%%

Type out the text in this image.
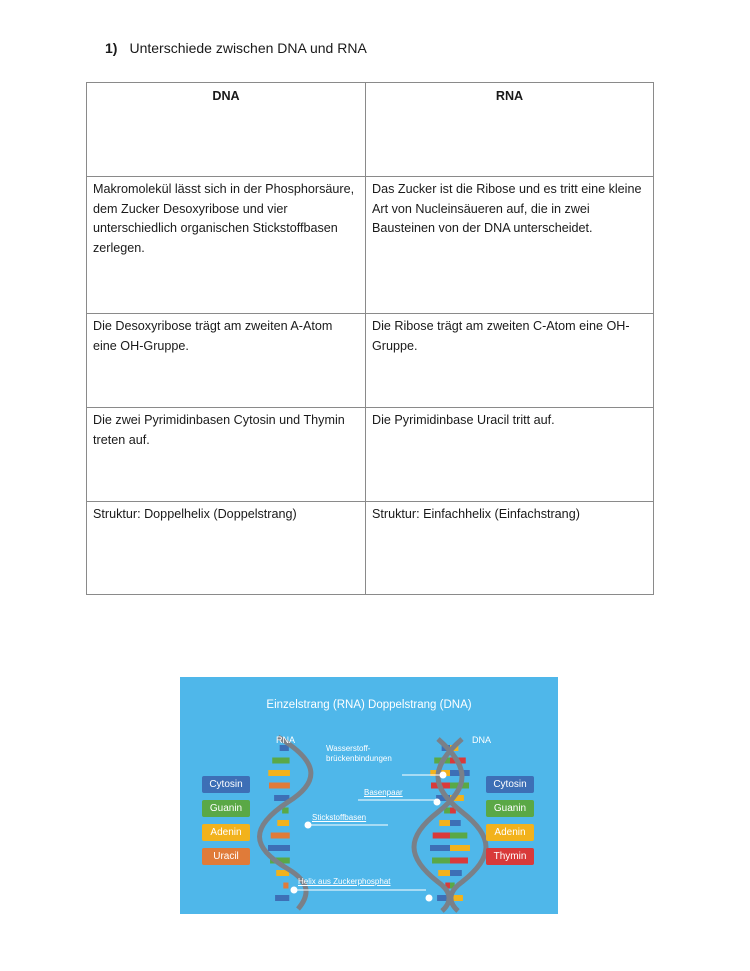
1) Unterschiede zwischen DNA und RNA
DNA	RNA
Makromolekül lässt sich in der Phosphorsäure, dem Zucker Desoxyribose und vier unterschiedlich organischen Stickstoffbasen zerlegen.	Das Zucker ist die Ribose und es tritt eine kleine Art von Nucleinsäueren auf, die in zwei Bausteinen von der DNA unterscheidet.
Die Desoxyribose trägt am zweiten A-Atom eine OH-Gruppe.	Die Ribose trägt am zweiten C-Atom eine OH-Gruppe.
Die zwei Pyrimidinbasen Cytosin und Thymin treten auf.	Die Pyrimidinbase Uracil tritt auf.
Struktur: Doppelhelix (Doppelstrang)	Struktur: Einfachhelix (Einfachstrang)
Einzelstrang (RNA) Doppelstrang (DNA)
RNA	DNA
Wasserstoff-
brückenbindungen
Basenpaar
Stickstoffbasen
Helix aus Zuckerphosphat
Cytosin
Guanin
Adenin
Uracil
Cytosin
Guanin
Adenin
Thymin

%%
%%

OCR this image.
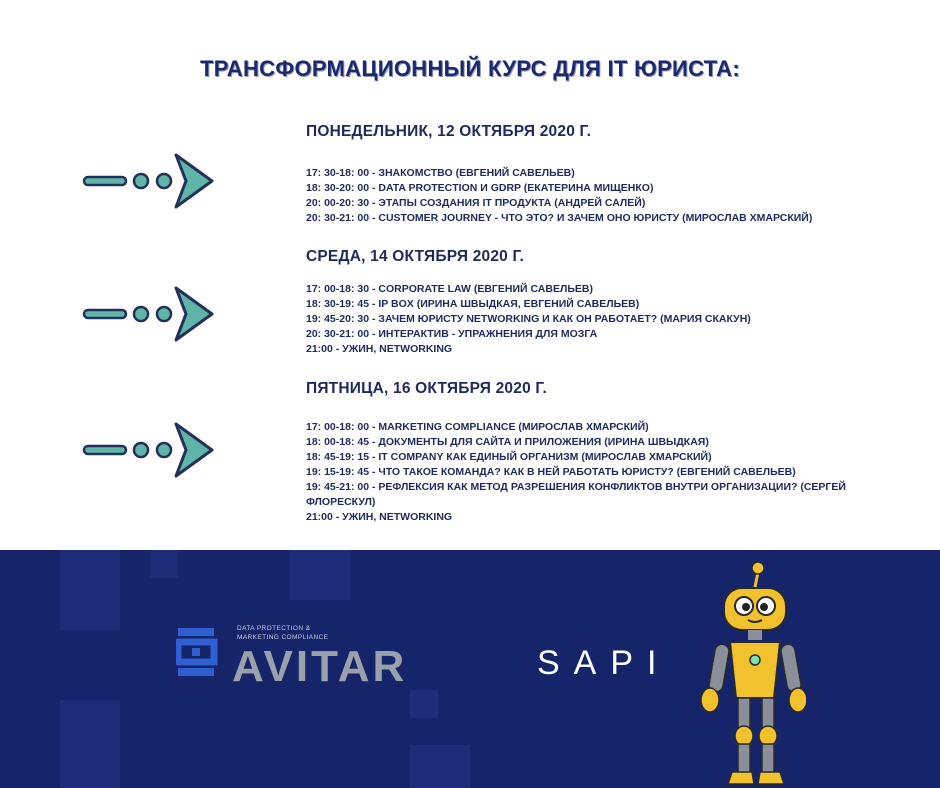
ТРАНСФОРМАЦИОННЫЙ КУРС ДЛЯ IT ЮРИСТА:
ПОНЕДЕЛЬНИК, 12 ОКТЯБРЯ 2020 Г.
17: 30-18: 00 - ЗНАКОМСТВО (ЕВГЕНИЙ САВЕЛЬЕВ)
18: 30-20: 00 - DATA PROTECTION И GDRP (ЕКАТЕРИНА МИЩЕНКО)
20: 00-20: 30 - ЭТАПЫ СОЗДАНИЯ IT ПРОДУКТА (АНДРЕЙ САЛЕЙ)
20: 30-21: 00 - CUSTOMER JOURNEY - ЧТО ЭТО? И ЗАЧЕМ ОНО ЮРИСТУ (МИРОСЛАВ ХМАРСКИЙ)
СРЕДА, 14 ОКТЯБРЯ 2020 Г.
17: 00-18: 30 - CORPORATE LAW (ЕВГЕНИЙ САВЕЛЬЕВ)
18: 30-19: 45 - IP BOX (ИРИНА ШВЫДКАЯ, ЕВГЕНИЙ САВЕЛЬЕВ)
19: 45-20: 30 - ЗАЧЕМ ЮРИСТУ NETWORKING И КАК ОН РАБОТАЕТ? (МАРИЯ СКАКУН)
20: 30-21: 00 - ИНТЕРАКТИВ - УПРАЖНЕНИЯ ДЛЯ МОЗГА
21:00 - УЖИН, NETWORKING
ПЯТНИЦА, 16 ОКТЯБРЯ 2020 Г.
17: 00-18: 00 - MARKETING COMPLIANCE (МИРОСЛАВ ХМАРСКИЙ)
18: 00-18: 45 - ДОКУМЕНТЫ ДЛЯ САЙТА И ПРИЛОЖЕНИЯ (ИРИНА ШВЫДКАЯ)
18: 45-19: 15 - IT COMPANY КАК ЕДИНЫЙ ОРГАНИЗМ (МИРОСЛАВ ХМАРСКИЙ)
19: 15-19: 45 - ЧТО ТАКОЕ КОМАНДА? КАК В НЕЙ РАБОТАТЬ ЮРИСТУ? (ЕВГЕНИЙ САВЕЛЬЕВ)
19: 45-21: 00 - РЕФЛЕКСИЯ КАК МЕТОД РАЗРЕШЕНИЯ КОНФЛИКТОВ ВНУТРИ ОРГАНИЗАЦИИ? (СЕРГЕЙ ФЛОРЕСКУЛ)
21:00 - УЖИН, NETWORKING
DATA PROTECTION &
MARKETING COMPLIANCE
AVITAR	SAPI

%%

PROBLEM TO WORK ON ▸
In the records above, how many lines include "Stickstoffbasen"? Give that number and nothing more.

ANSWER TO THIS PROBLEM ▸
2